▶ **Figure contents as structured data**:
□ □ □ □ □
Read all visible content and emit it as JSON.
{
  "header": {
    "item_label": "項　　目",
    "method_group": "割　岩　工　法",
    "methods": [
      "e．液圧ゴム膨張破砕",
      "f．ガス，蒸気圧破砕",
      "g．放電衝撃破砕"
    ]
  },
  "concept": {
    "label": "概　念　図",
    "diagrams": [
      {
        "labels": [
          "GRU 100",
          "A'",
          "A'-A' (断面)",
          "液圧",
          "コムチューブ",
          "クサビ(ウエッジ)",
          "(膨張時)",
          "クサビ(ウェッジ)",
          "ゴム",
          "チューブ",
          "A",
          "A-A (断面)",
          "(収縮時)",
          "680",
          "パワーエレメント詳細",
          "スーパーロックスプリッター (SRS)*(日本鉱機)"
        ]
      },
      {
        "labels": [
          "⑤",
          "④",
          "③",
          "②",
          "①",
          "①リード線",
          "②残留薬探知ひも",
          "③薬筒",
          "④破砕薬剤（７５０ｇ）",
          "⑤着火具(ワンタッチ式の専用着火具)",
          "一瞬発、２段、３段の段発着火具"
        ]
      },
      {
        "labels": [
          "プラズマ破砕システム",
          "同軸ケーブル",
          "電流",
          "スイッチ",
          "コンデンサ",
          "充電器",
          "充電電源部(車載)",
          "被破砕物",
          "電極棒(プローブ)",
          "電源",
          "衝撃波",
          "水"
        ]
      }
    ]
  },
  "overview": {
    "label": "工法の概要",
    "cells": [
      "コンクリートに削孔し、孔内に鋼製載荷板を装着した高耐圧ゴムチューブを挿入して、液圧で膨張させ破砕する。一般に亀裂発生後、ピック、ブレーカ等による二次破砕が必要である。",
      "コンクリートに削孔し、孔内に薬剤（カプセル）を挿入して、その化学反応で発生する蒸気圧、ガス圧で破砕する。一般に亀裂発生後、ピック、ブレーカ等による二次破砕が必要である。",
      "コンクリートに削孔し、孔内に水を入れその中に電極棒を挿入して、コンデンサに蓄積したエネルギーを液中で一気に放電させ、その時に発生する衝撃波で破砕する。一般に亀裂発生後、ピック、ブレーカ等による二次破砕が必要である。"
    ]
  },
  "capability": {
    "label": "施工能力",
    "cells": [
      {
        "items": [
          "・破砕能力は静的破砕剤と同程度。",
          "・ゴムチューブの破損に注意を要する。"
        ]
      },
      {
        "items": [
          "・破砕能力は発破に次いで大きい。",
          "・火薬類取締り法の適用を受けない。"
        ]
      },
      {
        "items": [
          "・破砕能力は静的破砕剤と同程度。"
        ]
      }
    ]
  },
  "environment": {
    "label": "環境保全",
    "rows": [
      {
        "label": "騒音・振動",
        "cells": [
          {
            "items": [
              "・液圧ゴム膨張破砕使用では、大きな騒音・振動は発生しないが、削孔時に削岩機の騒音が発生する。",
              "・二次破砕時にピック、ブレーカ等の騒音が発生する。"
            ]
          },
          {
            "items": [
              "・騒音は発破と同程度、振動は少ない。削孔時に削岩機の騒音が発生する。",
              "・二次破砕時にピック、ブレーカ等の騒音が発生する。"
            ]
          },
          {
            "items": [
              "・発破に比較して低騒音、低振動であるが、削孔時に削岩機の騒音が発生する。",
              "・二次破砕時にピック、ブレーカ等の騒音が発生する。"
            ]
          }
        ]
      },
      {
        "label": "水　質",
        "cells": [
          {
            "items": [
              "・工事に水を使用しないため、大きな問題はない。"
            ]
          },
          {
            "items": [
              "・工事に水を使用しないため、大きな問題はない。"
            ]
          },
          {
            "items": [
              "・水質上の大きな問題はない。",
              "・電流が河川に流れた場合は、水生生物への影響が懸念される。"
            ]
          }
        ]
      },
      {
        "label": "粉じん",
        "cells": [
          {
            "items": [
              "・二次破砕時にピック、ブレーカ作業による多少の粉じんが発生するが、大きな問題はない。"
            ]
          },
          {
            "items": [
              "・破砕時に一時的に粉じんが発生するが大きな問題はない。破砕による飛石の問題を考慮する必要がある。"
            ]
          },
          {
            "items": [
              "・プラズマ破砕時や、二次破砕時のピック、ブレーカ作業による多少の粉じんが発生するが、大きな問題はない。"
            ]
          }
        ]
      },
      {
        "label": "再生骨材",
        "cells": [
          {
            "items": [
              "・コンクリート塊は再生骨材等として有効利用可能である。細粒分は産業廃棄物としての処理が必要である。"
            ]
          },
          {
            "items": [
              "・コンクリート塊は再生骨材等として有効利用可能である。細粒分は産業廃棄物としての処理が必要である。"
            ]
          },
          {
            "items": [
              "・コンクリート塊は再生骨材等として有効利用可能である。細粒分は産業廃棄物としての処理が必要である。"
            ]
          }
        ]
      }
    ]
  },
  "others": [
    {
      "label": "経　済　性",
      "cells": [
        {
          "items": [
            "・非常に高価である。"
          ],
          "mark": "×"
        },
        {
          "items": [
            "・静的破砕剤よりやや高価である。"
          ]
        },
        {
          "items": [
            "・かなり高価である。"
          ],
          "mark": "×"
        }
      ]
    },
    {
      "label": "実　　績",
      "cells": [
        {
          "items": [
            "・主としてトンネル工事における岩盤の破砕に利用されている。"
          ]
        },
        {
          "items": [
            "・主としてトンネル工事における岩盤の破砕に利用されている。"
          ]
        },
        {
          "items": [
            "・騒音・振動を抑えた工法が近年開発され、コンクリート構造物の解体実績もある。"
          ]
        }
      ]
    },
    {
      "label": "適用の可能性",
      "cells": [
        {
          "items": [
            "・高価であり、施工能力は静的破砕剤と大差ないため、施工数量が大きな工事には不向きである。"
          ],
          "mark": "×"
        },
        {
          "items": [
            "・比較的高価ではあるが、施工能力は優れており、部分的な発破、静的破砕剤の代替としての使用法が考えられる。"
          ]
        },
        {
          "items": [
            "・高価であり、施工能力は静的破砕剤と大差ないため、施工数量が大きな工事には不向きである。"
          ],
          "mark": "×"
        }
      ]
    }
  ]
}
□ □ □ □ □
▶ **GOAL**:
Without changing a word, restate the whole listing.

▶ **WORKED ANSWER**:
Read all visible content and emit it as JSON.
{
  "header": {
    "item_label": "項　　目",
    "method_group": "割　岩　工　法",
    "methods": [
      "e．液圧ゴム膨張破砕",
      "f．ガス，蒸気圧破砕",
      "g．放電衝撃破砕"
    ]
  },
  "concept": {
    "label": "概　念　図",
    "diagrams": [
      {
        "labels": [
          "GRU 100",
          "A'",
          "A'-A' (断面)",
          "液圧",
          "コムチューブ",
          "クサビ(ウエッジ)",
          "(膨張時)",
          "クサビ(ウェッジ)",
          "ゴム",
          "チューブ",
          "A",
          "A-A (断面)",
          "(収縮時)",
          "680",
          "パワーエレメント詳細",
          "スーパーロックスプリッター (SRS)*(日本鉱機)"
        ]
      },
      {
        "labels": [
          "⑤",
          "④",
          "③",
          "②",
          "①",
          "①リード線",
          "②残留薬探知ひも",
          "③薬筒",
          "④破砕薬剤（７５０ｇ）",
          "⑤着火具(ワンタッチ式の専用着火具)",
          "一瞬発、２段、３段の段発着火具"
        ]
      },
      {
        "labels": [
          "プラズマ破砕システム",
          "同軸ケーブル",
          "電流",
          "スイッチ",
          "コンデンサ",
          "充電器",
          "充電電源部(車載)",
          "被破砕物",
          "電極棒(プローブ)",
          "電源",
          "衝撃波",
          "水"
        ]
      }
    ]
  },
  "overview": {
    "label": "工法の概要",
    "cells": [
      "コンクリートに削孔し、孔内に鋼製載荷板を装着した高耐圧ゴムチューブを挿入して、液圧で膨張させ破砕する。一般に亀裂発生後、ピック、ブレーカ等による二次破砕が必要である。",
      "コンクリートに削孔し、孔内に薬剤（カプセル）を挿入して、その化学反応で発生する蒸気圧、ガス圧で破砕する。一般に亀裂発生後、ピック、ブレーカ等による二次破砕が必要である。",
      "コンクリートに削孔し、孔内に水を入れその中に電極棒を挿入して、コンデンサに蓄積したエネルギーを液中で一気に放電させ、その時に発生する衝撃波で破砕する。一般に亀裂発生後、ピック、ブレーカ等による二次破砕が必要である。"
    ]
  },
  "capability": {
    "label": "施工能力",
    "cells": [
      {
        "items": [
          "・破砕能力は静的破砕剤と同程度。",
          "・ゴムチューブの破損に注意を要する。"
        ]
      },
      {
        "items": [
          "・破砕能力は発破に次いで大きい。",
          "・火薬類取締り法の適用を受けない。"
        ]
      },
      {
        "items": [
          "・破砕能力は静的破砕剤と同程度。"
        ]
      }
    ]
  },
  "environment": {
    "label": "環境保全",
    "rows": [
      {
        "label": "騒音・振動",
        "cells": [
          {
            "items": [
              "・液圧ゴム膨張破砕使用では、大きな騒音・振動は発生しないが、削孔時に削岩機の騒音が発生する。",
              "・二次破砕時にピック、ブレーカ等の騒音が発生する。"
            ]
          },
          {
            "items": [
              "・騒音は発破と同程度、振動は少ない。削孔時に削岩機の騒音が発生する。",
              "・二次破砕時にピック、ブレーカ等の騒音が発生する。"
            ]
          },
          {
            "items": [
              "・発破に比較して低騒音、低振動であるが、削孔時に削岩機の騒音が発生する。",
              "・二次破砕時にピック、ブレーカ等の騒音が発生する。"
            ]
          }
        ]
      },
      {
        "label": "水　質",
        "cells": [
          {
            "items": [
              "・工事に水を使用しないため、大きな問題はない。"
            ]
          },
          {
            "items": [
              "・工事に水を使用しないため、大きな問題はない。"
            ]
          },
          {
            "items": [
              "・水質上の大きな問題はない。",
              "・電流が河川に流れた場合は、水生生物への影響が懸念される。"
            ]
          }
        ]
      },
      {
        "label": "粉じん",
        "cells": [
          {
            "items": [
              "・二次破砕時にピック、ブレーカ作業による多少の粉じんが発生するが、大きな問題はない。"
            ]
          },
          {
            "items": [
              "・破砕時に一時的に粉じんが発生するが大きな問題はない。破砕による飛石の問題を考慮する必要がある。"
            ]
          },
          {
            "items": [
              "・プラズマ破砕時や、二次破砕時のピック、ブレーカ作業による多少の粉じんが発生するが、大きな問題はない。"
            ]
          }
        ]
      },
      {
        "label": "再生骨材",
        "cells": [
          {
            "items": [
              "・コンクリート塊は再生骨材等として有効利用可能である。細粒分は産業廃棄物としての処理が必要である。"
            ]
          },
          {
            "items": [
              "・コンクリート塊は再生骨材等として有効利用可能である。細粒分は産業廃棄物としての処理が必要である。"
            ]
          },
          {
            "items": [
              "・コンクリート塊は再生骨材等として有効利用可能である。細粒分は産業廃棄物としての処理が必要である。"
            ]
          }
        ]
      }
    ]
  },
  "others": [
    {
      "label": "経　済　性",
      "cells": [
        {
          "items": [
            "・非常に高価である。"
          ],
          "mark": "×"
        },
        {
          "items": [
            "・静的破砕剤よりやや高価である。"
          ]
        },
        {
          "items": [
            "・かなり高価である。"
          ],
          "mark": "×"
        }
      ]
    },
    {
      "label": "実　　績",
      "cells": [
        {
          "items": [
            "・主としてトンネル工事における岩盤の破砕に利用されている。"
          ]
        },
        {
          "items": [
            "・主としてトンネル工事における岩盤の破砕に利用されている。"
          ]
        },
        {
          "items": [
            "・騒音・振動を抑えた工法が近年開発され、コンクリート構造物の解体実績もある。"
          ]
        }
      ]
    },
    {
      "label": "適用の可能性",
      "cells": [
        {
          "items": [
            "・高価であり、施工能力は静的破砕剤と大差ないため、施工数量が大きな工事には不向きである。"
          ],
          "mark": "×"
        },
        {
          "items": [
            "・比較的高価ではあるが、施工能力は優れており、部分的な発破、静的破砕剤の代替としての使用法が考えられる。"
          ]
        },
        {
          "items": [
            "・高価であり、施工能力は静的破砕剤と大差ないため、施工数量が大きな工事には不向きである。"
          ],
          "mark": "×"
        }
      ]
    }
  ]
}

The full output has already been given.